Search the records for the word "bahwa" and report each line that has it.

=== Recorded data ===

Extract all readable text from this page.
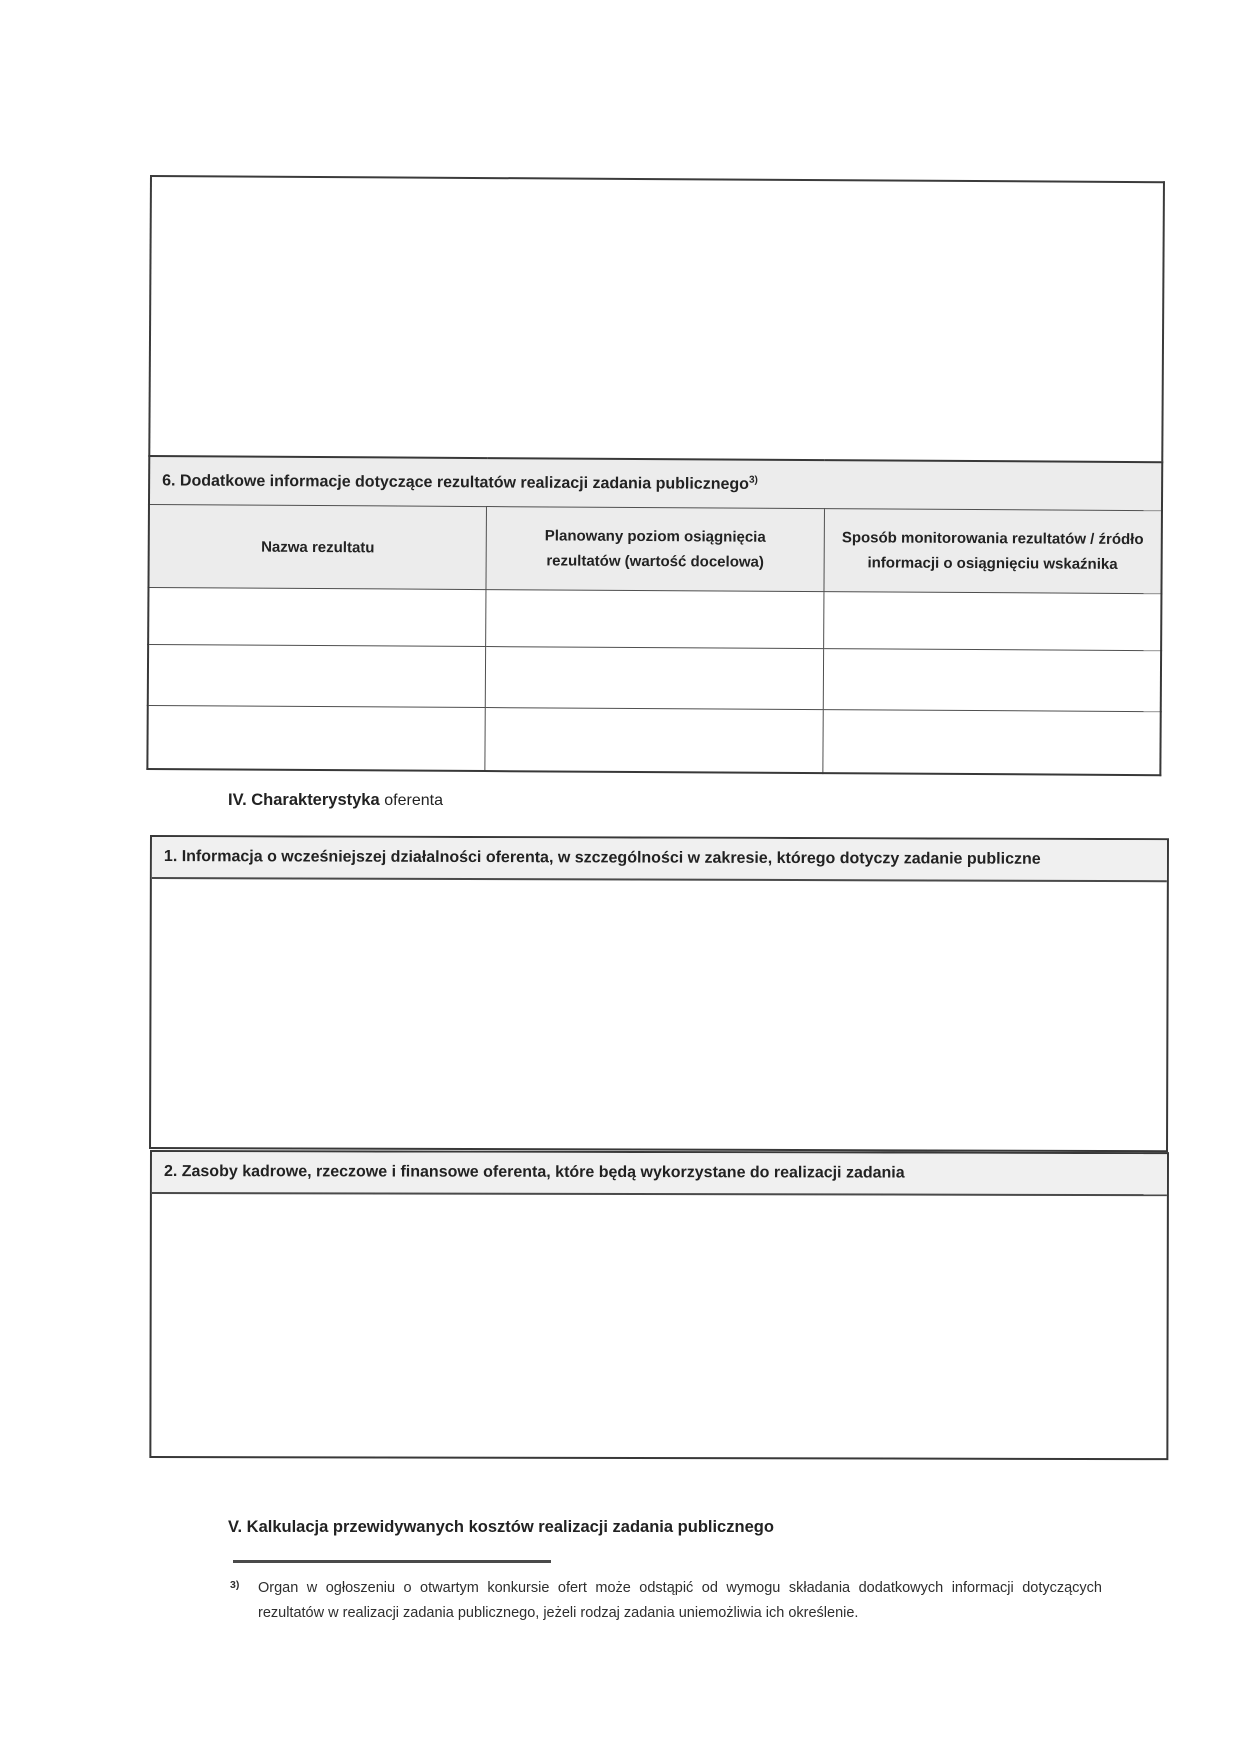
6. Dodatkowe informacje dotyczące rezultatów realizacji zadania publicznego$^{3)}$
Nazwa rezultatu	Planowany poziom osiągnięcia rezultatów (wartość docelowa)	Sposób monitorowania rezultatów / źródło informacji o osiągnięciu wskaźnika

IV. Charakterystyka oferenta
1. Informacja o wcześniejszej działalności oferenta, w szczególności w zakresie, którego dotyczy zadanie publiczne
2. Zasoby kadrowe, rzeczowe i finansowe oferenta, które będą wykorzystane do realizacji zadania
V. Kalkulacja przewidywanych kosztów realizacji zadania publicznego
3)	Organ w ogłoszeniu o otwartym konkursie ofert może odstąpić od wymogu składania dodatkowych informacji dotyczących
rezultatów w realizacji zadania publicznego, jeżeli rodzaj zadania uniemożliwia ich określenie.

===
=== Recorded data ===

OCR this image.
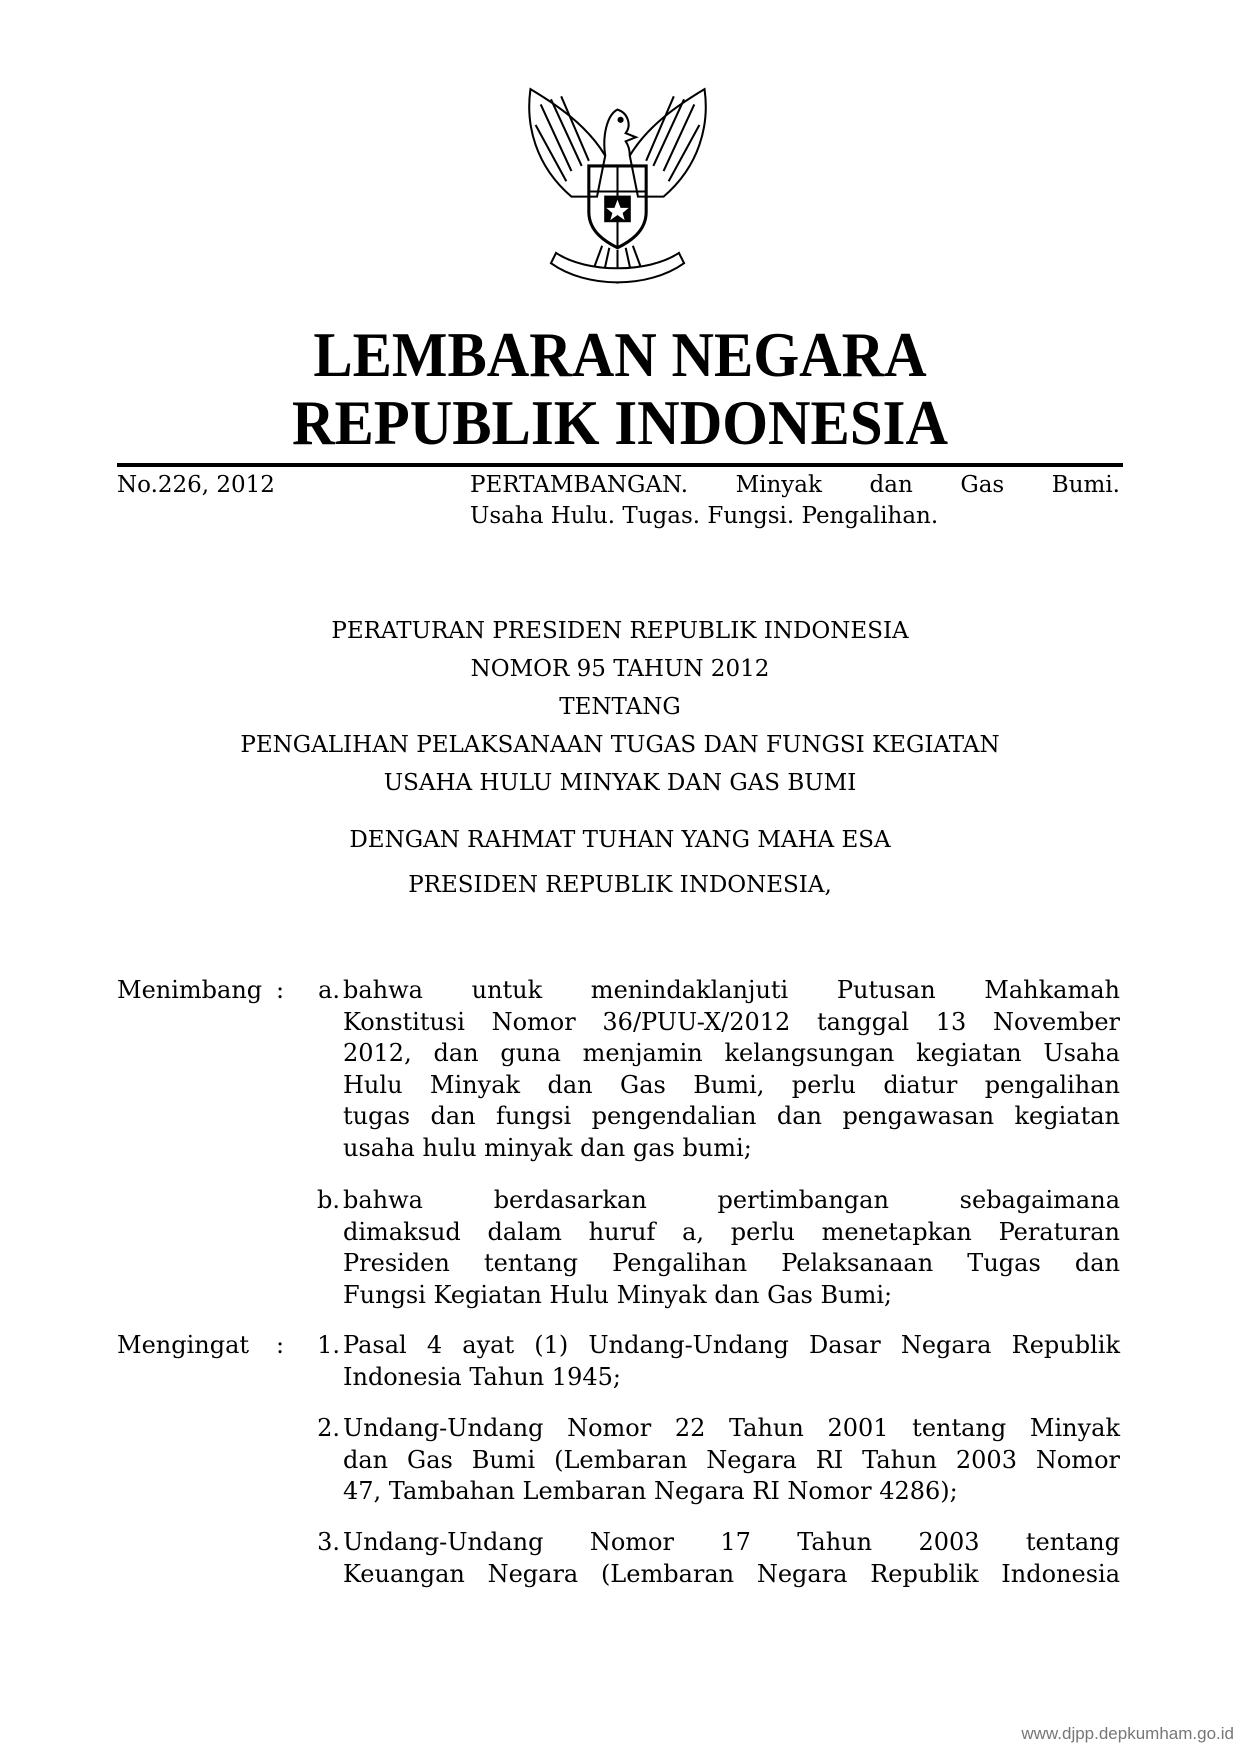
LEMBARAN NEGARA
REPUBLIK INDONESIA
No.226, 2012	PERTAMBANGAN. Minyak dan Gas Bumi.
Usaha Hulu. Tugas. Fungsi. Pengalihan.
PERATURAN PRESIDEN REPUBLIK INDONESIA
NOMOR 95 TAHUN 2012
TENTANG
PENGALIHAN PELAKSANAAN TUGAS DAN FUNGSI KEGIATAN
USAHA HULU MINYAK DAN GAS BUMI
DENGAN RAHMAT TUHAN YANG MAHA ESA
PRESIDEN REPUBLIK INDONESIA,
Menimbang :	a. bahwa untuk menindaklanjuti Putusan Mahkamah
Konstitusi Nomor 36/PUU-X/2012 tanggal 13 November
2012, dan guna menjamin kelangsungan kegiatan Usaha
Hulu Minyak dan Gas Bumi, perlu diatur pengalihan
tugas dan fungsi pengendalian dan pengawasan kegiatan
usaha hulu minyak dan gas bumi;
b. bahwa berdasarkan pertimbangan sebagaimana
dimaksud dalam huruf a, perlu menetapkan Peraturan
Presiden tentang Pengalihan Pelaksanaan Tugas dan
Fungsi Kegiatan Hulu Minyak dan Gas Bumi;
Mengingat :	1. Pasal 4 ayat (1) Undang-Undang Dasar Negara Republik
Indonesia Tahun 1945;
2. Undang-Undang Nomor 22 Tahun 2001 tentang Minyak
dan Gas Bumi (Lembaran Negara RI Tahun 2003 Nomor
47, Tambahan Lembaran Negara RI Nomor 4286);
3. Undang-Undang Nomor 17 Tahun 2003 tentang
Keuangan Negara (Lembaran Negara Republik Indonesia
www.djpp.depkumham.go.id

===

▶ **Solution to this task**
Menimbang :	a. bahwa untuk menindaklanjuti Putusan Mahkamah
b. bahwa berdasarkan pertimbangan sebagaimana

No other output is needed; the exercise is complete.